(Stored items)
***

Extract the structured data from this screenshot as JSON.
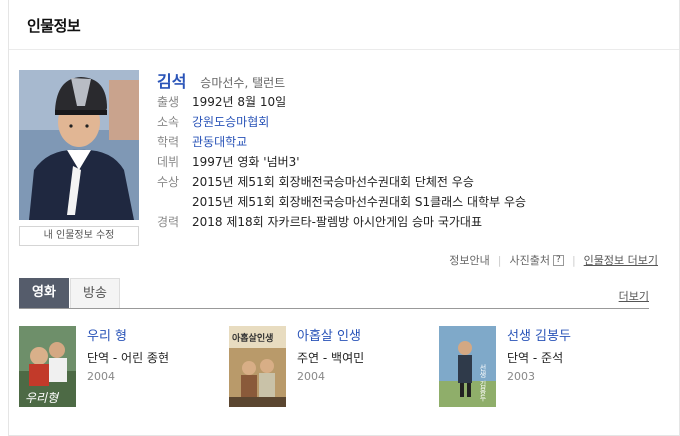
{
  "header": {
    "title": "인물정보"
  },
  "person": {
    "name": "김석",
    "job": "승마선수, 탤런트",
    "fields": {
      "born_key": "출생",
      "born": "1992년 8월 10일",
      "org_key": "소속",
      "org": "강원도승마협회",
      "school_key": "학력",
      "school": "관동대학교",
      "debut_key": "데뷔",
      "debut": "1997년 영화 '넘버3'",
      "award_key": "수상",
      "awards": [
        "2015년 제51회 회장배전국승마선수권대회 단체전 우승",
        "2015년 제51회 회장배전국승마선수권대회 S1클래스 대학부 우승"
      ],
      "career_key": "경력",
      "career": "2018 제18회 자카르타-팔렘방 아시안게임 승마 국가대표"
    },
    "edit_label": "내 인물정보 수정"
  },
  "source_row": {
    "info_guide": "정보안내",
    "photo_source": "사진출처",
    "help_icon": "?",
    "more_label": "인물정보 더보기"
  },
  "tabs": {
    "active": "영화",
    "inactive": "방송",
    "more": "더보기"
  },
  "movies": [
    {
      "title": "우리 형",
      "role": "단역 - 어린 종현",
      "year": "2004",
      "poster_text": "우리형"
    },
    {
      "title": "아홉살 인생",
      "role": "주연 - 백여민",
      "year": "2004",
      "poster_text": "아홉살인생"
    },
    {
      "title": "선생 김봉두",
      "role": "단역 - 준석",
      "year": "2003",
      "poster_text": "선생 김봉두"
    }
  ],
  "colors": {
    "link": "#2a54b8",
    "tab_active": "#555c6b"
  }
}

***

_SHORT PROBLEM_
Every entry must be transcribed exactly. Pictures do not belong in the copy.

_EXPECTED OUTPUT_
Extract the structured data from this screenshot as JSON.
{
  "header": {
    "title": "인물정보"
  },
  "person": {
    "name": "김석",
    "job": "승마선수, 탤런트",
    "fields": {
      "born_key": "출생",
      "born": "1992년 8월 10일",
      "org_key": "소속",
      "org": "강원도승마협회",
      "school_key": "학력",
      "school": "관동대학교",
      "debut_key": "데뷔",
      "debut": "1997년 영화 '넘버3'",
      "award_key": "수상",
      "awards": [
        "2015년 제51회 회장배전국승마선수권대회 단체전 우승",
        "2015년 제51회 회장배전국승마선수권대회 S1클래스 대학부 우승"
      ],
      "career_key": "경력",
      "career": "2018 제18회 자카르타-팔렘방 아시안게임 승마 국가대표"
    },
    "edit_label": "내 인물정보 수정"
  },
  "source_row": {
    "info_guide": "정보안내",
    "photo_source": "사진출처",
    "help_icon": "?",
    "more_label": "인물정보 더보기"
  },
  "tabs": {
    "active": "영화",
    "inactive": "방송",
    "more": "더보기"
  },
  "movies": [
    {
      "title": "우리 형",
      "role": "단역 - 어린 종현",
      "year": "2004",
      "poster_text": "우리형"
    },
    {
      "title": "아홉살 인생",
      "role": "주연 - 백여민",
      "year": "2004",
      "poster_text": "아홉살인생"
    },
    {
      "title": "선생 김봉두",
      "role": "단역 - 준석",
      "year": "2003",
      "poster_text": "선생 김봉두"
    }
  ],
  "colors": {
    "link": "#2a54b8",
    "tab_active": "#555c6b"
  }
}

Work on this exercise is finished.